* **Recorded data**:
↓↓↓

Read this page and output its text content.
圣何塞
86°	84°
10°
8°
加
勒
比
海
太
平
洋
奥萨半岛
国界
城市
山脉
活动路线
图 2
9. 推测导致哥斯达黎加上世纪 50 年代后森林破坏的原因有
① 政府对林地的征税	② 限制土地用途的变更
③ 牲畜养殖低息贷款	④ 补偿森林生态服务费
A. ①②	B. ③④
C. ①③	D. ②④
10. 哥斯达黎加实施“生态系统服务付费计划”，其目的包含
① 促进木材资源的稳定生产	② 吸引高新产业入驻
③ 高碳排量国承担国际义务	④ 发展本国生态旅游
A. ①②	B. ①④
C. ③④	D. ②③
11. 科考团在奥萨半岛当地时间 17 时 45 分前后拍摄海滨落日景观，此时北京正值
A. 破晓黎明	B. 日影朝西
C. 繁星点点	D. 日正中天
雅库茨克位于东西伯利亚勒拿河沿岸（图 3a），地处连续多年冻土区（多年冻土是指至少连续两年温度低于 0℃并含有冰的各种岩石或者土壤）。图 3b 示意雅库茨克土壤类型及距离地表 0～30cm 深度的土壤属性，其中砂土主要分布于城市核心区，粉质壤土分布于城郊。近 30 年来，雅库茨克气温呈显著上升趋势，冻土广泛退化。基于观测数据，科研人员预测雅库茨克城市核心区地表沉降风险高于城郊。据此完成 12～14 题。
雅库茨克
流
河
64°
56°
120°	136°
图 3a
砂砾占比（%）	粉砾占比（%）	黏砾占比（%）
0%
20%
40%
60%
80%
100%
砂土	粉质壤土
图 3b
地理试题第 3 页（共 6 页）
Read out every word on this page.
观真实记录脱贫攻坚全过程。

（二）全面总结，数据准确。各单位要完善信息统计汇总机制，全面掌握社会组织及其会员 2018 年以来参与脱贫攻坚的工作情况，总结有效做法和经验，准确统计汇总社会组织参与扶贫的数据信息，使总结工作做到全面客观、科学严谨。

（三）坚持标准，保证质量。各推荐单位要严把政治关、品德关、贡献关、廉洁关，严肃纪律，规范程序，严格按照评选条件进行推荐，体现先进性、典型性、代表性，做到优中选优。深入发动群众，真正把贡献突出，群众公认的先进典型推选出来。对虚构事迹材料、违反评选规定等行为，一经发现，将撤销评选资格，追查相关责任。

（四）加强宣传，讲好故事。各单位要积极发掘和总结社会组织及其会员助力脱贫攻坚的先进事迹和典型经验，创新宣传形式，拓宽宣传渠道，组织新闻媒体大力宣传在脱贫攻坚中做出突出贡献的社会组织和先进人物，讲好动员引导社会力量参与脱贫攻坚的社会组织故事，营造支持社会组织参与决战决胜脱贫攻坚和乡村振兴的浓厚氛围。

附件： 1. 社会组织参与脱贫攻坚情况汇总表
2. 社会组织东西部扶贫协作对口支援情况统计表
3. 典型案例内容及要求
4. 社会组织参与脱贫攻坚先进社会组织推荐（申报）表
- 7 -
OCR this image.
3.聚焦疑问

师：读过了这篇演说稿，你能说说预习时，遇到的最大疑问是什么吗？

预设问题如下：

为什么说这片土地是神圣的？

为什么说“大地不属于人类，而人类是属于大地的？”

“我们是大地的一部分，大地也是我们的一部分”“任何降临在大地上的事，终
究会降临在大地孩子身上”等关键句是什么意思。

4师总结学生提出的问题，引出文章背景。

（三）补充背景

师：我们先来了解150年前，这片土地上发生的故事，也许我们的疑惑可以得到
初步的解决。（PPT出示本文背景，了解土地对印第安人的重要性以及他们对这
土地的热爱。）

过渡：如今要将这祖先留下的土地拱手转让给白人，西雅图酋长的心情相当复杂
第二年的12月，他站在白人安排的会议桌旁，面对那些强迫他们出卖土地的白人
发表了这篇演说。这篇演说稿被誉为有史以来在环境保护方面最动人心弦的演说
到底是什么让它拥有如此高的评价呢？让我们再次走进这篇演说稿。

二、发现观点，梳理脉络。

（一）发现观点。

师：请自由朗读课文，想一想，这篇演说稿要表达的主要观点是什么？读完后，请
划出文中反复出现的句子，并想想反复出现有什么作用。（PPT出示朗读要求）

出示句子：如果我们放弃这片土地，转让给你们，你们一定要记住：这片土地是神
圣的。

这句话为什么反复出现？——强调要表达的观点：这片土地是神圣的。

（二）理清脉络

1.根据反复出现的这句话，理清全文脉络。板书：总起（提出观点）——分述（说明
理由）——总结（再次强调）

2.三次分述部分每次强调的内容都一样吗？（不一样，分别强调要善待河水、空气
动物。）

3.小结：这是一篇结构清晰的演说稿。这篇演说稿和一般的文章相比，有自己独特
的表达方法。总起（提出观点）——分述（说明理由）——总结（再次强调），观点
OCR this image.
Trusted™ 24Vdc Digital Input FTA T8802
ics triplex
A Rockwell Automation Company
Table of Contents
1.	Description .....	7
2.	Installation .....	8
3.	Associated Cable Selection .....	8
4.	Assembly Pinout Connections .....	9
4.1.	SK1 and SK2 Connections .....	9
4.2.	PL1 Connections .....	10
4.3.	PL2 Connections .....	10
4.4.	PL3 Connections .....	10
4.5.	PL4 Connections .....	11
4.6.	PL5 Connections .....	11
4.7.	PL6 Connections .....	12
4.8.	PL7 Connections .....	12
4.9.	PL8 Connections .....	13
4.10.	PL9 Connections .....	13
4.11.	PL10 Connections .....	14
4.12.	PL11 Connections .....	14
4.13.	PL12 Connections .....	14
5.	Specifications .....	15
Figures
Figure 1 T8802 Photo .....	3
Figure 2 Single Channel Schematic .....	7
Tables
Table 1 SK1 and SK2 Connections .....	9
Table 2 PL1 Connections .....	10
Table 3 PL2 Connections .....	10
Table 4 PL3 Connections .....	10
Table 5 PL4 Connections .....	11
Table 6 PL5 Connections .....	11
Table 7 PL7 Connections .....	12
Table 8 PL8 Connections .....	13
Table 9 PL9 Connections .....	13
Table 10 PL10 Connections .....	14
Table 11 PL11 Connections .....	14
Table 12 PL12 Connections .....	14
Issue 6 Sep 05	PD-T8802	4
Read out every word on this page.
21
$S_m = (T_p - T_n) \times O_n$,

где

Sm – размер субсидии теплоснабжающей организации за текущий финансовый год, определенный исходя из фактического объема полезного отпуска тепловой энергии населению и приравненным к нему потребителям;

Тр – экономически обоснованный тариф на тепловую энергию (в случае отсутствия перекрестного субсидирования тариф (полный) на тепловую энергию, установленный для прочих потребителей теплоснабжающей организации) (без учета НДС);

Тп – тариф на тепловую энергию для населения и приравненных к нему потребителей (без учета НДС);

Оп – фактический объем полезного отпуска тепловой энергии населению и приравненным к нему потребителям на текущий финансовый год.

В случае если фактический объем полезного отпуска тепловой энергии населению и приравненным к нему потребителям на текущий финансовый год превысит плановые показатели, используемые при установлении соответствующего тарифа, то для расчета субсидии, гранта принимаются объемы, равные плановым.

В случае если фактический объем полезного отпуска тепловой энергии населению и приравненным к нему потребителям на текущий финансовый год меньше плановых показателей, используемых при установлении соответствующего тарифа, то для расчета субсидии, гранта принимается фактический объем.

↑↑↑

Only the number is wanted: how many lines in the data include the string "соответствующего"?

2